# What to produce
Return every line of the material exactly.

# Source records

________________________________________

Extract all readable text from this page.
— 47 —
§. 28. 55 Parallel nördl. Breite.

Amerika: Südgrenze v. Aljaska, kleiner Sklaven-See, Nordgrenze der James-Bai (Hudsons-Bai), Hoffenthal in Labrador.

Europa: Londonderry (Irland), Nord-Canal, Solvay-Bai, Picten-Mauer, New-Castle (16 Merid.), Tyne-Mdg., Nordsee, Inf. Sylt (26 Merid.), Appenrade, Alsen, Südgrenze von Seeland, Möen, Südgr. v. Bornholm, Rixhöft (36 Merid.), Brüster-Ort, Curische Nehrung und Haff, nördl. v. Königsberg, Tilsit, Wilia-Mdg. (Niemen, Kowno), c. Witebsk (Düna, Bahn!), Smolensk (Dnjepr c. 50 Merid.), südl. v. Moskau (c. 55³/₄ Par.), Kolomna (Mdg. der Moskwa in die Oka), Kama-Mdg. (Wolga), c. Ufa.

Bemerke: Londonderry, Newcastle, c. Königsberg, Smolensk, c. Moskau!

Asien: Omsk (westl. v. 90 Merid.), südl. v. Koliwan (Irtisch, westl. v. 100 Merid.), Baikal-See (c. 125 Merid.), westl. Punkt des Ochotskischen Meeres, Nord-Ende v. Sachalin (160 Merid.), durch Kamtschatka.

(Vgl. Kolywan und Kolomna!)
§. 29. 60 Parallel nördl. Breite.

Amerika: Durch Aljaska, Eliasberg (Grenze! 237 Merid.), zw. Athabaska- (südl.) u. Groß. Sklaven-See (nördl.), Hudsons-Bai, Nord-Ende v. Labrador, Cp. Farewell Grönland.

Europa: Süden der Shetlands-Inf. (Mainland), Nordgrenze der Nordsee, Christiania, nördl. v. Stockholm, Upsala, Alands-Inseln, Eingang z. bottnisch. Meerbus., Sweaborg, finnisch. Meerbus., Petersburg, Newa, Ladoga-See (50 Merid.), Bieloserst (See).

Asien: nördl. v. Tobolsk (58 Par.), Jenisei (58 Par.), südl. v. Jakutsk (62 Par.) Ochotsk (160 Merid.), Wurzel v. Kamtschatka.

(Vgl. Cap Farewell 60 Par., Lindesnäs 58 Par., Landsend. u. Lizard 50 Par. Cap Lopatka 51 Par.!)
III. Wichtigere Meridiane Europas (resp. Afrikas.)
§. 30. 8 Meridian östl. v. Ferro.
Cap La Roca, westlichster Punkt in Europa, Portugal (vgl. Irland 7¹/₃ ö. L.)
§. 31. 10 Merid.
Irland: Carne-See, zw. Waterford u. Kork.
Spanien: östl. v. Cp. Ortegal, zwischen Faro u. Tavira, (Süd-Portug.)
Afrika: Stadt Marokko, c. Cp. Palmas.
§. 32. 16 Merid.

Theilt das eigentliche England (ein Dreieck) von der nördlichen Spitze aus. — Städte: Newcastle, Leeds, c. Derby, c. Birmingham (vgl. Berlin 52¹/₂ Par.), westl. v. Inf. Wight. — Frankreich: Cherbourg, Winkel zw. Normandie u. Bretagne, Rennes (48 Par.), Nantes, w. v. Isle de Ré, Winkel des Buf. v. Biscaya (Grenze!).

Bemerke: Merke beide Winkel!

________________________________________

# Correct result
Extract all readable text from this page.
— 47 —
§. 28. 55 Parallel nördl. Breite.

Amerika: Südgrenze v. Aljaska, kleiner Sklaven-See, Nordgrenze der James-Bai (Hudsons-Bai), Hoffenthal in Labrador.

Europa: Londonderry (Irland), Nord-Canal, Solvay-Bai, Picten-Mauer, New-Castle (16 Merid.), Tyne-Mdg., Nordsee, Inf. Sylt (26 Merid.), Appenrade, Alsen, Südgrenze von Seeland, Möen, Südgr. v. Bornholm, Rixhöft (36 Merid.), Brüster-Ort, Curische Nehrung und Haff, nördl. v. Königsberg, Tilsit, Wilia-Mdg. (Niemen, Kowno), c. Witebsk (Düna, Bahn!), Smolensk (Dnjepr c. 50 Merid.), südl. v. Moskau (c. 55³/₄ Par.), Kolomna (Mdg. der Moskwa in die Oka), Kama-Mdg. (Wolga), c. Ufa.

Bemerke: Londonderry, Newcastle, c. Königsberg, Smolensk, c. Moskau!

Asien: Omsk (westl. v. 90 Merid.), südl. v. Koliwan (Irtisch, westl. v. 100 Merid.), Baikal-See (c. 125 Merid.), westl. Punkt des Ochotskischen Meeres, Nord-Ende v. Sachalin (160 Merid.), durch Kamtschatka.

(Vgl. Kolywan und Kolomna!)
§. 29. 60 Parallel nördl. Breite.

Amerika: Durch Aljaska, Eliasberg (Grenze! 237 Merid.), zw. Athabaska- (südl.) u. Groß. Sklaven-See (nördl.), Hudsons-Bai, Nord-Ende v. Labrador, Cp. Farewell Grönland.

Europa: Süden der Shetlands-Inf. (Mainland), Nordgrenze der Nordsee, Christiania, nördl. v. Stockholm, Upsala, Alands-Inseln, Eingang z. bottnisch. Meerbus., Sweaborg, finnisch. Meerbus., Petersburg, Newa, Ladoga-See (50 Merid.), Bieloserst (See).

Asien: nördl. v. Tobolsk (58 Par.), Jenisei (58 Par.), südl. v. Jakutsk (62 Par.) Ochotsk (160 Merid.), Wurzel v. Kamtschatka.

(Vgl. Cap Farewell 60 Par., Lindesnäs 58 Par., Landsend. u. Lizard 50 Par. Cap Lopatka 51 Par.!)
III. Wichtigere Meridiane Europas (resp. Afrikas.)
§. 30. 8 Meridian östl. v. Ferro.
Cap La Roca, westlichster Punkt in Europa, Portugal (vgl. Irland 7¹/₃ ö. L.)
§. 31. 10 Merid.
Irland: Carne-See, zw. Waterford u. Kork.
Spanien: östl. v. Cp. Ortegal, zwischen Faro u. Tavira, (Süd-Portug.)
Afrika: Stadt Marokko, c. Cp. Palmas.
§. 32. 16 Merid.

Theilt das eigentliche England (ein Dreieck) von der nördlichen Spitze aus. — Städte: Newcastle, Leeds, c. Derby, c. Birmingham (vgl. Berlin 52¹/₂ Par.), westl. v. Inf. Wight. — Frankreich: Cherbourg, Winkel zw. Normandie u. Bretagne, Rennes (48 Par.), Nantes, w. v. Isle de Ré, Winkel des Buf. v. Biscaya (Grenze!).

Bemerke: Merke beide Winkel!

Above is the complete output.